--- BEGIN ---

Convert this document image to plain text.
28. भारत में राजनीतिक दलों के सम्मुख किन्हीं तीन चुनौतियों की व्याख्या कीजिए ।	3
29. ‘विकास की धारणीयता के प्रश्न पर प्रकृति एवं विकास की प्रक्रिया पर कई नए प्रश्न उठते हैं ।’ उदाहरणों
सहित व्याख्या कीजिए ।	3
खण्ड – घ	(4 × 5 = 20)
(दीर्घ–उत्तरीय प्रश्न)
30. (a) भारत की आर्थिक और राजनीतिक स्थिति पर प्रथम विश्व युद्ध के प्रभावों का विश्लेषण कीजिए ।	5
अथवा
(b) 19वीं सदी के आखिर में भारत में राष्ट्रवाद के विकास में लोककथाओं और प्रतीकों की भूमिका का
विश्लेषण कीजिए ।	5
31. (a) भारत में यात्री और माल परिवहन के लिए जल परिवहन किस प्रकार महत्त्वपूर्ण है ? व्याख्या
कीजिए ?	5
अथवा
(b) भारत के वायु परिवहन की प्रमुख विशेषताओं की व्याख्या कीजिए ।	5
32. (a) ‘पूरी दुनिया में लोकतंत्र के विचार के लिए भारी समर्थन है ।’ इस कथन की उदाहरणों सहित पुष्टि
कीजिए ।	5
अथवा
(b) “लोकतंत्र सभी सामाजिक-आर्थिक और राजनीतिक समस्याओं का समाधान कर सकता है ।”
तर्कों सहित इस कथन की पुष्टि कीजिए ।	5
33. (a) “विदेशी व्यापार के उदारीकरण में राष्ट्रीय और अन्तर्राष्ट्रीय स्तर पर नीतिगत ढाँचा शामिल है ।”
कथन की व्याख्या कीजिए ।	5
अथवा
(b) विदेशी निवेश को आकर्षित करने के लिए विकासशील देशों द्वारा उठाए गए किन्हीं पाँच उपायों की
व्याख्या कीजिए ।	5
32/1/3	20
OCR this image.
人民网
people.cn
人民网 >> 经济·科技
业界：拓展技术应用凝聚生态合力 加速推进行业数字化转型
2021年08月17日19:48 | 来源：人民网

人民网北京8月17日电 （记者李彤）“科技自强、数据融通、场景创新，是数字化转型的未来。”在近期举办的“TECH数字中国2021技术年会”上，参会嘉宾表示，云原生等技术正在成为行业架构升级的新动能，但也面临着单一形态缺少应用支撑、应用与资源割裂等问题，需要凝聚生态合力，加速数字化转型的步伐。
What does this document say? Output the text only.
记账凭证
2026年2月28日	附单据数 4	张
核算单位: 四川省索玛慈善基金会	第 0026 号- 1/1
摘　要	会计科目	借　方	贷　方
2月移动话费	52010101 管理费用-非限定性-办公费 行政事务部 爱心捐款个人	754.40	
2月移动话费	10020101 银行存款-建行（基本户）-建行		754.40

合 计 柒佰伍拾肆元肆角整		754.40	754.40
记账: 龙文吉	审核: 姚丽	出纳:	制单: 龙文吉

--- END ---

§ **BRIEF**
Each line of the listing should be copied exactly.

§ **RIGHT ANSWER**
Convert this document image to plain text.
28. भारत में राजनीतिक दलों के सम्मुख किन्हीं तीन चुनौतियों की व्याख्या कीजिए ।	3
29. ‘विकास की धारणीयता के प्रश्न पर प्रकृति एवं विकास की प्रक्रिया पर कई नए प्रश्न उठते हैं ।’ उदाहरणों
सहित व्याख्या कीजिए ।	3
खण्ड – घ	(4 × 5 = 20)
(दीर्घ–उत्तरीय प्रश्न)
30. (a) भारत की आर्थिक और राजनीतिक स्थिति पर प्रथम विश्व युद्ध के प्रभावों का विश्लेषण कीजिए ।	5
अथवा
(b) 19वीं सदी के आखिर में भारत में राष्ट्रवाद के विकास में लोककथाओं और प्रतीकों की भूमिका का
विश्लेषण कीजिए ।	5
31. (a) भारत में यात्री और माल परिवहन के लिए जल परिवहन किस प्रकार महत्त्वपूर्ण है ? व्याख्या
कीजिए ?	5
अथवा
(b) भारत के वायु परिवहन की प्रमुख विशेषताओं की व्याख्या कीजिए ।	5
32. (a) ‘पूरी दुनिया में लोकतंत्र के विचार के लिए भारी समर्थन है ।’ इस कथन की उदाहरणों सहित पुष्टि
कीजिए ।	5
अथवा
(b) “लोकतंत्र सभी सामाजिक-आर्थिक और राजनीतिक समस्याओं का समाधान कर सकता है ।”
तर्कों सहित इस कथन की पुष्टि कीजिए ।	5
33. (a) “विदेशी व्यापार के उदारीकरण में राष्ट्रीय और अन्तर्राष्ट्रीय स्तर पर नीतिगत ढाँचा शामिल है ।”
कथन की व्याख्या कीजिए ।	5
अथवा
(b) विदेशी निवेश को आकर्षित करने के लिए विकासशील देशों द्वारा उठाए गए किन्हीं पाँच उपायों की
व्याख्या कीजिए ।	5
32/1/3	20
OCR this image.
人民网
people.cn
人民网 >> 经济·科技
业界：拓展技术应用凝聚生态合力 加速推进行业数字化转型
2021年08月17日19:48 | 来源：人民网

人民网北京8月17日电 （记者李彤）“科技自强、数据融通、场景创新，是数字化转型的未来。”在近期举办的“TECH数字中国2021技术年会”上，参会嘉宾表示，云原生等技术正在成为行业架构升级的新动能，但也面临着单一形态缺少应用支撑、应用与资源割裂等问题，需要凝聚生态合力，加速数字化转型的步伐。
What does this document say? Output the text only.
记账凭证
2026年2月28日	附单据数 4	张
核算单位: 四川省索玛慈善基金会	第 0026 号- 1/1
摘　要	会计科目	借　方	贷　方
2月移动话费	52010101 管理费用-非限定性-办公费 行政事务部 爱心捐款个人	754.40	
2月移动话费	10020101 银行存款-建行（基本户）-建行		754.40

合 计 柒佰伍拾肆元肆角整		754.40	754.40
记账: 龙文吉	审核: 姚丽	出纳:	制单: 龙文吉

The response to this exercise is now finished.